Requirements:
From the entries that follow, gather each line holding the word "Note".

Records provided:
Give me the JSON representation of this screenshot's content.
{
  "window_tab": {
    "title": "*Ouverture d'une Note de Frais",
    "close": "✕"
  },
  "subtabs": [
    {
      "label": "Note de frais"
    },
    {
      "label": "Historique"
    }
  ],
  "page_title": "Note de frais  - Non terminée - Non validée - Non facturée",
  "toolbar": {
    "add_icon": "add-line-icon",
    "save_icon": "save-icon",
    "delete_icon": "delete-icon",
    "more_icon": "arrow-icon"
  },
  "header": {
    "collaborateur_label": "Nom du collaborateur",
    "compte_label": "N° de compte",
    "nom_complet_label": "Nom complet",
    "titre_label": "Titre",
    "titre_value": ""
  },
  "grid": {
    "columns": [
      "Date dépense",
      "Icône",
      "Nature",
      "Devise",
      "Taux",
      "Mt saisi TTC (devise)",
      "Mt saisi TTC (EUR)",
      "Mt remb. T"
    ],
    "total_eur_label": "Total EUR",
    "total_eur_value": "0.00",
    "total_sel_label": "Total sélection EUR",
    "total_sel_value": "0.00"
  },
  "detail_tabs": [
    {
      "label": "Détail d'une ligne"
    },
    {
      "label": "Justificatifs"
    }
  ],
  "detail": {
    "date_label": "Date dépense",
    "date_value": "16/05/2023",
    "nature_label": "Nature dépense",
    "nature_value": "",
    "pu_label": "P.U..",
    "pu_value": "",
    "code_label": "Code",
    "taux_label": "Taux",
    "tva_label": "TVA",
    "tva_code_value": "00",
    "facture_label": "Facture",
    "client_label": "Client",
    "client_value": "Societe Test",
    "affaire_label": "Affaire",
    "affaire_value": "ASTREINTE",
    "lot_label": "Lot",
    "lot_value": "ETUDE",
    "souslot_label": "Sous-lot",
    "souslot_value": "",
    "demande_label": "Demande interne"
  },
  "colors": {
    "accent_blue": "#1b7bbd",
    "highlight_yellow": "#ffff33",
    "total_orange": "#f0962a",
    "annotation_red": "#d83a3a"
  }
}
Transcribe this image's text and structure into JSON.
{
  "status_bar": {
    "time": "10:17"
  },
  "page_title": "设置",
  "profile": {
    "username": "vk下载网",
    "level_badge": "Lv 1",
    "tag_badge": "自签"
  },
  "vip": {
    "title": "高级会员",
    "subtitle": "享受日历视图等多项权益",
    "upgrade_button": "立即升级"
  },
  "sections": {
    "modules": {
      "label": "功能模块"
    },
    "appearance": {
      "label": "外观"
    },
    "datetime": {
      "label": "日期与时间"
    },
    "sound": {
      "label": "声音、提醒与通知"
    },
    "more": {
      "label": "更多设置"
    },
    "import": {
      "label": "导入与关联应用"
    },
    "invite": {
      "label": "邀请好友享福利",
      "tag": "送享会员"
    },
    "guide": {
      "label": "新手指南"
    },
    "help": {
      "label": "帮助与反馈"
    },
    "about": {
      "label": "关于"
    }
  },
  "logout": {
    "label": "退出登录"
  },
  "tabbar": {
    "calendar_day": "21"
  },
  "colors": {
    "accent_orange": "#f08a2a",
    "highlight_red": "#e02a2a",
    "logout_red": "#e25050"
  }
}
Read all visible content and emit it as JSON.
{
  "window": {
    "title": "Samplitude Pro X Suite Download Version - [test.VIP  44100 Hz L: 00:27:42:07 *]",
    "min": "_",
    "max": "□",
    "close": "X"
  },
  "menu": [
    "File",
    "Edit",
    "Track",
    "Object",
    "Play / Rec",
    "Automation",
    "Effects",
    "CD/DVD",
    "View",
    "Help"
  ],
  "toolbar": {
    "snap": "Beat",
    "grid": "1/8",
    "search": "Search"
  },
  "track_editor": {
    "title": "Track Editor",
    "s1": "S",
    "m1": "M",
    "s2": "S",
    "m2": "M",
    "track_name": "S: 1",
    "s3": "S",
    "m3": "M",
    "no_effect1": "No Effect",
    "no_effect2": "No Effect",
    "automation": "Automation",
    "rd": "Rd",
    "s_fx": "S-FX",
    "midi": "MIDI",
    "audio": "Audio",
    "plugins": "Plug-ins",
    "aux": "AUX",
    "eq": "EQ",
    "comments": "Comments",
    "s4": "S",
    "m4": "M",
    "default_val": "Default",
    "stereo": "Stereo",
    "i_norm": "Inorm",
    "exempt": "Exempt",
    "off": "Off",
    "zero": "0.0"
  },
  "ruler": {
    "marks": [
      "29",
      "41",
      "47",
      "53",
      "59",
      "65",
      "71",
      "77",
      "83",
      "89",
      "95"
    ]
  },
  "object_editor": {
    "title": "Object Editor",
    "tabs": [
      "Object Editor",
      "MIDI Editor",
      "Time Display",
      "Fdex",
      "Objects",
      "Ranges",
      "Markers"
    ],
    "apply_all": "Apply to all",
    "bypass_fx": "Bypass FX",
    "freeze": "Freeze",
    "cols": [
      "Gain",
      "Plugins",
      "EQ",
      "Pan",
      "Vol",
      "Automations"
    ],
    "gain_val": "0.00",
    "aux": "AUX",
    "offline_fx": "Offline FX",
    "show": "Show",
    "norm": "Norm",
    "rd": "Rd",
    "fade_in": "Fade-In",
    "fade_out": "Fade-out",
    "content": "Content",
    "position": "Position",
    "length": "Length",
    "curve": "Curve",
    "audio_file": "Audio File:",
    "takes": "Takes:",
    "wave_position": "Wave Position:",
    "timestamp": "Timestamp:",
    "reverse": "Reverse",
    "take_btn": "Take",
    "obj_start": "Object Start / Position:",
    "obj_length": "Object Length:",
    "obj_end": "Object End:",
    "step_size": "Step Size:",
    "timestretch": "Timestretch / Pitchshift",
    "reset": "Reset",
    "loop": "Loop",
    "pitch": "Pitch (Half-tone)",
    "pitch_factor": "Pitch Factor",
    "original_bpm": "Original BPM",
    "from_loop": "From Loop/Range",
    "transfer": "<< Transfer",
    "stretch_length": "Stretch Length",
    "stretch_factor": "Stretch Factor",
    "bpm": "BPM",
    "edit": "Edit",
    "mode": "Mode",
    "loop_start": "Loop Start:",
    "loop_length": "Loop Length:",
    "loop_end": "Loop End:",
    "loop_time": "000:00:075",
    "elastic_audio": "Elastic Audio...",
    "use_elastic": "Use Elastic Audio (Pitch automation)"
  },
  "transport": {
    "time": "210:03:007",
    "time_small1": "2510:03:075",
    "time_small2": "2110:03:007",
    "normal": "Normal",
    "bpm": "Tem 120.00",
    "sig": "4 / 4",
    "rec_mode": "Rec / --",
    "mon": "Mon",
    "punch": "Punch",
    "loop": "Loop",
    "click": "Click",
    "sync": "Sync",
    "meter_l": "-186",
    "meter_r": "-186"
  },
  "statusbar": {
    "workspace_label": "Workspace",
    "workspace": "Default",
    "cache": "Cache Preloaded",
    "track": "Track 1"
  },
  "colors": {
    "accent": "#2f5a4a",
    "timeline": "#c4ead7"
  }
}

Result of the task:
    "title": "*Ouverture d'une Note de Frais",
      "label": "Note de frais"
  "page_title": "Note de frais  - Non terminée - Non validée - Non facturée",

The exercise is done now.